### Enunciado da tarefa
Por favor, reproduza sem nenhuma alteração todas as linhas dos itens abaixo, deixando as imagens de fora.

=====

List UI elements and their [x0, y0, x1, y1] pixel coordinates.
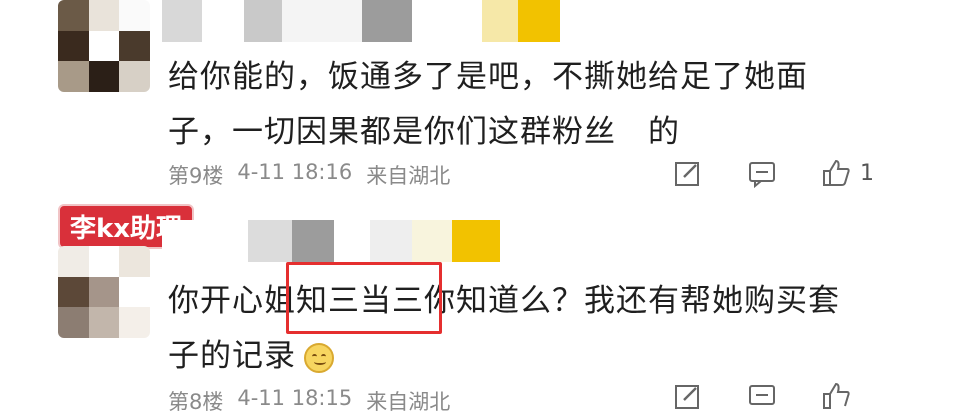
thumb-up-icon[interactable]	[818, 378, 854, 413]
reply-icon[interactable]	[744, 378, 780, 413]
reply-icon[interactable]	[744, 155, 780, 191]
comment-text-line: 子的记录	[168, 329, 840, 384]
comment-text-line: 给你能的，饭通多了是吧，不撕她给足了她面	[168, 59, 808, 95]
text-segment: 子的记录	[168, 338, 296, 374]
avatar[interactable]	[58, 246, 150, 338]
timestamp: 4-11 18:16	[237, 160, 353, 184]
text-segment: 你知道么？我还有帮她购买套	[424, 283, 840, 319]
location: 来自湖北	[366, 164, 451, 188]
text-segment: 你开心姐	[168, 283, 296, 319]
comment-item: 给你能的，饭通多了是吧，不撕她给足了她面 子，一切因果都是你们这群粉丝 的 第9…	[0, 0, 961, 198]
username-redacted[interactable]	[162, 0, 560, 42]
comment-text-line: 子，一切因果都是你们这群粉丝 的	[168, 114, 680, 150]
username-redacted[interactable]	[162, 220, 500, 262]
timestamp: 4-11 18:15	[237, 386, 353, 410]
avatar[interactable]	[58, 0, 150, 92]
edit-icon[interactable]	[670, 378, 706, 413]
comment-text-line: 你开心姐知三当三你知道么？我还有帮她购买套	[168, 274, 840, 329]
comment-meta: 第8楼 4-11 18:15 来自湖北	[168, 386, 450, 413]
like-count: 1	[860, 160, 874, 186]
location: 来自湖北	[366, 390, 451, 413]
comment-meta: 第9楼 4-11 18:16 来自湖北	[168, 160, 450, 190]
comment-text: 给你能的，饭通多了是吧，不撕她给足了她面 子，一切因果都是你们这群粉丝 的	[168, 50, 808, 160]
floor-number: 第9楼	[168, 164, 224, 188]
thumb-up-icon[interactable]	[818, 155, 854, 191]
floor-number: 第8楼	[168, 390, 224, 413]
comment-text: 你开心姐知三当三你知道么？我还有帮她购买套 子的记录	[168, 274, 840, 384]
annotation-highlight-box	[286, 262, 442, 334]
smile-emoji-icon	[304, 342, 334, 373]
comment-actions: 1	[670, 155, 874, 191]
edit-icon[interactable]	[670, 155, 706, 191]
comment-item: 李kx助理 你开心姐知三当三你知道么？我还有帮她购买套 子的记录 第8楼 4-1…	[0, 198, 961, 413]
comment-actions	[670, 378, 854, 413]
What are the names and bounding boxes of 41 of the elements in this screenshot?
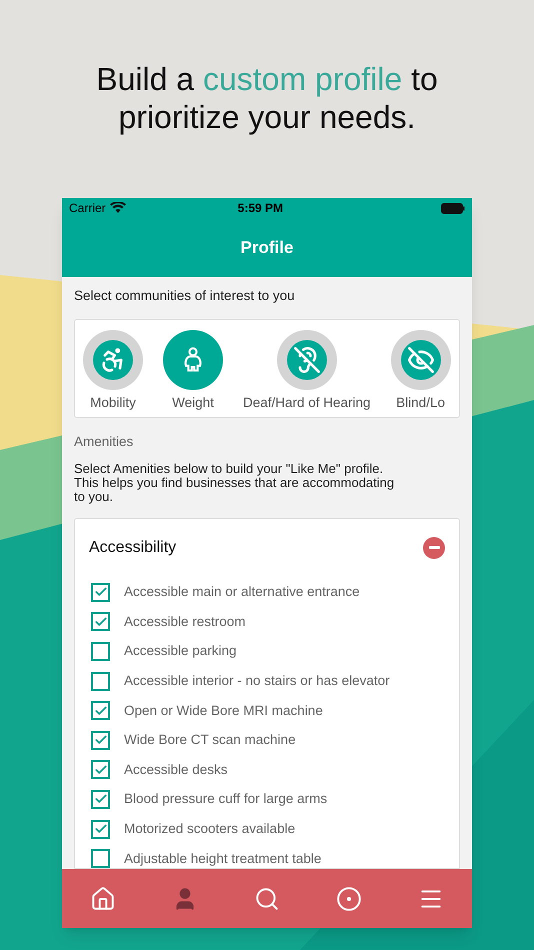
checkbox[interactable] — [91, 790, 110, 809]
screen-title: Profile — [240, 236, 294, 259]
checkbox[interactable] — [91, 582, 110, 602]
battery-icon — [441, 202, 465, 214]
amenity-label: Open or Wide Bore MRI machine — [124, 702, 323, 720]
amenity-label: Accessible parking — [124, 642, 237, 660]
checkbox[interactable] — [91, 672, 110, 691]
amenity-label: Accessible restroom — [124, 612, 246, 631]
minus-icon — [428, 546, 440, 549]
amenity-label: Accessible interior - no stairs or has elevator — [124, 672, 390, 690]
amenity-label: Accessible main or alternative entrance — [124, 583, 360, 602]
checkbox[interactable] — [91, 642, 110, 661]
checkbox[interactable] — [91, 612, 110, 632]
headline: Build a custom profile to prioritize your needs. — [95, 60, 439, 136]
amenities-heading: Amenities — [73, 433, 134, 452]
search-icon — [254, 886, 280, 912]
amenity-label: Adjustable height treatment table — [124, 850, 322, 868]
eye-off-icon — [406, 346, 435, 374]
amenity-label: Wide Bore CT scan machine — [124, 731, 296, 750]
check-icon — [94, 762, 108, 777]
amenity-label: Blood pressure cuff for large arms — [124, 790, 328, 808]
ear-off-icon — [292, 346, 321, 374]
clock-time: 5:59 PM — [236, 200, 284, 217]
carrier-label: Carrier — [69, 200, 106, 217]
check-icon — [94, 614, 108, 629]
communities-prompt: Select communities of interest to you — [73, 287, 296, 305]
amenity-label: Motorized scooters available — [124, 820, 296, 838]
checkbox[interactable] — [91, 730, 110, 750]
checkbox[interactable] — [91, 849, 110, 868]
target-icon — [336, 886, 362, 912]
amenity-label: Accessible desks — [124, 760, 228, 779]
wifi-icon — [110, 202, 126, 214]
check-icon — [94, 704, 108, 718]
amenities-intro: Select Amenities below to build your "Like Me" profile. This helps you find businesses that are accommodating to you. — [73, 462, 396, 504]
home-icon — [90, 886, 116, 912]
section-title: Accessibility — [89, 538, 176, 558]
checkbox[interactable] — [91, 760, 110, 780]
checkbox[interactable] — [91, 820, 110, 839]
checkbox[interactable] — [91, 701, 110, 720]
collapse-button[interactable] — [423, 536, 445, 558]
community-option[interactable]: Deaf/Hard of Hearing — [243, 330, 371, 418]
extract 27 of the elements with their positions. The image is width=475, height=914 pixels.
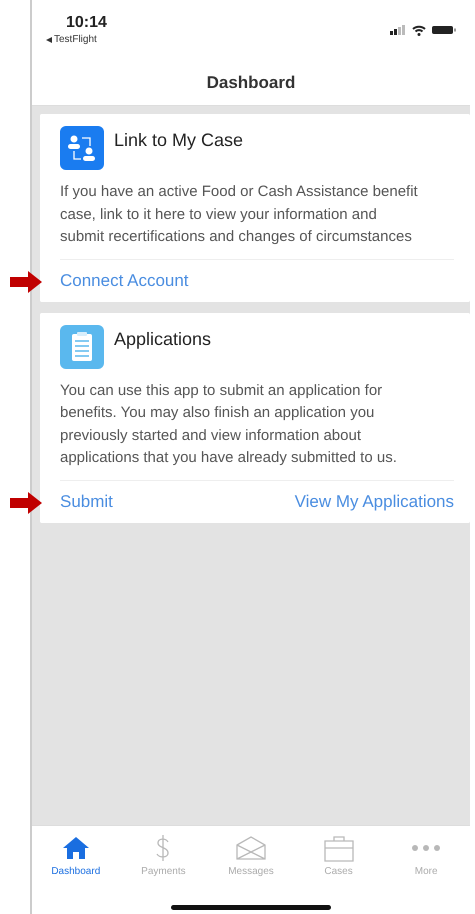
card-description: You can use this app to submit an application for benefits. You may also finish an application you previously started and view information about applications that you have already submitted to us. [60,380,454,480]
people-icon [60,126,104,170]
screen-title: Dashboard [206,72,296,92]
card-title: Link to My Case [114,130,244,151]
signal-icon [390,25,406,35]
home-indicator[interactable] [171,905,331,910]
tab-item[interactable]: Cases [304,834,374,877]
back-icon [46,36,52,42]
battery-icon [432,25,456,35]
envelope-icon [234,835,267,861]
wifi-icon [412,24,426,36]
more-icon [411,844,442,852]
tab-item[interactable]: More [391,834,462,877]
back-link[interactable]: TestFlight [46,34,97,45]
card-title: Applications [114,328,212,350]
action-link[interactable]: Connect Account [60,270,189,290]
dollar-icon [155,834,172,862]
action-link[interactable]: View My Applications [294,492,454,512]
home-icon [62,836,90,860]
briefcase-icon [322,834,355,862]
card-description: If you have an active Food or Cash Assistance benefit case, link to it here to view your information and submit recertifications and changes of circumstances [60,181,454,260]
action-link[interactable]: Submit [60,492,113,512]
status-time: 10:14 [66,14,107,32]
tab-item[interactable]: Messages [216,834,286,877]
clipboard-icon [60,324,104,368]
tab-item[interactable]: Dashboard [40,834,111,877]
tab-item[interactable]: Payments [128,834,198,877]
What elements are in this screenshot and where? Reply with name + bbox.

=====

### Resposta da tarefa
List UI elements and their [x0, y0, x1, y1] pixel coordinates.
thumb-up-icon[interactable]	[818, 378, 854, 413]
reply-icon[interactable]	[744, 378, 780, 413]
reply-icon[interactable]	[744, 155, 780, 191]
comment-text-line: 子的记录	[168, 329, 840, 384]
comment-text-line: 给你能的，饭通多了是吧，不撕她给足了她面	[168, 59, 808, 95]
text-segment: 子的记录	[168, 338, 296, 374]
avatar[interactable]	[58, 246, 150, 338]
timestamp: 4-11 18:16	[237, 160, 353, 184]
text-segment: 你知道么？我还有帮她购买套	[424, 283, 840, 319]
location: 来自湖北	[366, 164, 451, 188]
text-segment: 你开心姐	[168, 283, 296, 319]
comment-item: 给你能的，饭通多了是吧，不撕她给足了她面 子，一切因果都是你们这群粉丝 的 第9…	[0, 0, 961, 198]
username-redacted[interactable]	[162, 0, 560, 42]
comment-text-line: 子，一切因果都是你们这群粉丝 的	[168, 114, 680, 150]
username-redacted[interactable]	[162, 220, 500, 262]
timestamp: 4-11 18:15	[237, 386, 353, 410]
avatar[interactable]	[58, 0, 150, 92]
edit-icon[interactable]	[670, 378, 706, 413]
comment-text-line: 你开心姐知三当三你知道么？我还有帮她购买套	[168, 274, 840, 329]
comment-meta: 第8楼 4-11 18:15 来自湖北	[168, 386, 450, 413]
like-count: 1	[860, 160, 874, 186]
location: 来自湖北	[366, 390, 451, 413]
comment-meta: 第9楼 4-11 18:16 来自湖北	[168, 160, 450, 190]
comment-text: 给你能的，饭通多了是吧，不撕她给足了她面 子，一切因果都是你们这群粉丝 的	[168, 50, 808, 160]
floor-number: 第9楼	[168, 164, 224, 188]
thumb-up-icon[interactable]	[818, 155, 854, 191]
floor-number: 第8楼	[168, 390, 224, 413]
comment-text: 你开心姐知三当三你知道么？我还有帮她购买套 子的记录	[168, 274, 840, 384]
annotation-highlight-box	[286, 262, 442, 334]
smile-emoji-icon	[304, 342, 334, 373]
comment-actions: 1	[670, 155, 874, 191]
edit-icon[interactable]	[670, 155, 706, 191]
comment-item: 李kx助理 你开心姐知三当三你知道么？我还有帮她购买套 子的记录 第8楼 4-1…	[0, 198, 961, 413]
comment-actions	[670, 378, 854, 413]
What are the names and bounding boxes of 41 of the elements in this screenshot?
checkbox[interactable] — [91, 790, 110, 809]
screen-title: Profile — [240, 236, 294, 259]
checkbox[interactable] — [91, 582, 110, 602]
battery-icon — [441, 202, 465, 214]
amenity-label: Open or Wide Bore MRI machine — [124, 702, 323, 720]
amenity-label: Accessible parking — [124, 642, 237, 660]
checkbox[interactable] — [91, 672, 110, 691]
amenity-label: Accessible restroom — [124, 612, 246, 631]
minus-icon — [428, 546, 440, 549]
amenity-label: Accessible interior - no stairs or has elevator — [124, 672, 390, 690]
amenity-label: Accessible main or alternative entrance — [124, 583, 360, 602]
checkbox[interactable] — [91, 642, 110, 661]
checkbox[interactable] — [91, 612, 110, 632]
headline: Build a custom profile to prioritize your needs. — [95, 60, 439, 136]
amenities-heading: Amenities — [73, 433, 134, 452]
search-icon — [254, 886, 280, 912]
amenity-label: Adjustable height treatment table — [124, 850, 322, 868]
eye-off-icon — [406, 346, 435, 374]
amenity-label: Wide Bore CT scan machine — [124, 731, 296, 750]
check-icon — [94, 762, 108, 777]
amenity-label: Blood pressure cuff for large arms — [124, 790, 328, 808]
ear-off-icon — [292, 346, 321, 374]
clock-time: 5:59 PM — [236, 200, 284, 217]
carrier-label: Carrier — [69, 200, 106, 217]
check-icon — [94, 614, 108, 629]
communities-prompt: Select communities of interest to you — [73, 287, 296, 305]
amenity-label: Motorized scooters available — [124, 820, 296, 838]
checkbox[interactable] — [91, 730, 110, 750]
checkbox[interactable] — [91, 849, 110, 868]
target-icon — [336, 886, 362, 912]
amenity-label: Accessible desks — [124, 760, 228, 779]
wifi-icon — [110, 202, 126, 214]
check-icon — [94, 704, 108, 718]
amenities-intro: Select Amenities below to build your "Like Me" profile. This helps you find businesses that are accommodating to you. — [73, 462, 396, 504]
home-icon — [90, 886, 116, 912]
section-title: Accessibility — [89, 538, 176, 558]
checkbox[interactable] — [91, 760, 110, 780]
checkbox[interactable] — [91, 820, 110, 839]
checkbox[interactable] — [91, 701, 110, 720]
collapse-button[interactable] — [423, 536, 445, 558]
community-option[interactable]: Deaf/Hard of Hearing — [243, 330, 371, 418]
extract 27 of the elements with their positions. The image is width=475, height=914 pixels.
card-description: You can use this app to submit an application for benefits. You may also finish an application you previously started and view information about applications that you have already submitted to us. [60,380,454,480]
people-icon [60,126,104,170]
screen-title: Dashboard [206,72,296,92]
card-title: Link to My Case [114,130,244,151]
signal-icon [390,25,406,35]
home-indicator[interactable] [171,905,331,910]
tab-item[interactable]: Cases [304,834,374,877]
back-icon [46,36,52,42]
battery-icon [432,25,456,35]
envelope-icon [234,835,267,861]
wifi-icon [412,24,426,36]
more-icon [411,844,442,852]
tab-item[interactable]: More [391,834,462,877]
back-link[interactable]: TestFlight [46,34,97,45]
card-title: Applications [114,328,212,350]
action-link[interactable]: Connect Account [60,270,189,290]
dollar-icon [155,834,172,862]
action-link[interactable]: View My Applications [294,492,454,512]
home-icon [62,836,90,860]
briefcase-icon [322,834,355,862]
card-description: If you have an active Food or Cash Assistance benefit case, link to it here to view your information and submit recertifications and changes of circumstances [60,181,454,260]
action-link[interactable]: Submit [60,492,113,512]
status-time: 10:14 [66,14,107,32]
tab-item[interactable]: Messages [216,834,286,877]
clipboard-icon [60,324,104,368]
tab-item[interactable]: Dashboard [40,834,111,877]
tab-item[interactable]: Payments [128,834,198,877]
What elements are in this screenshot and where? Reply with name + bbox.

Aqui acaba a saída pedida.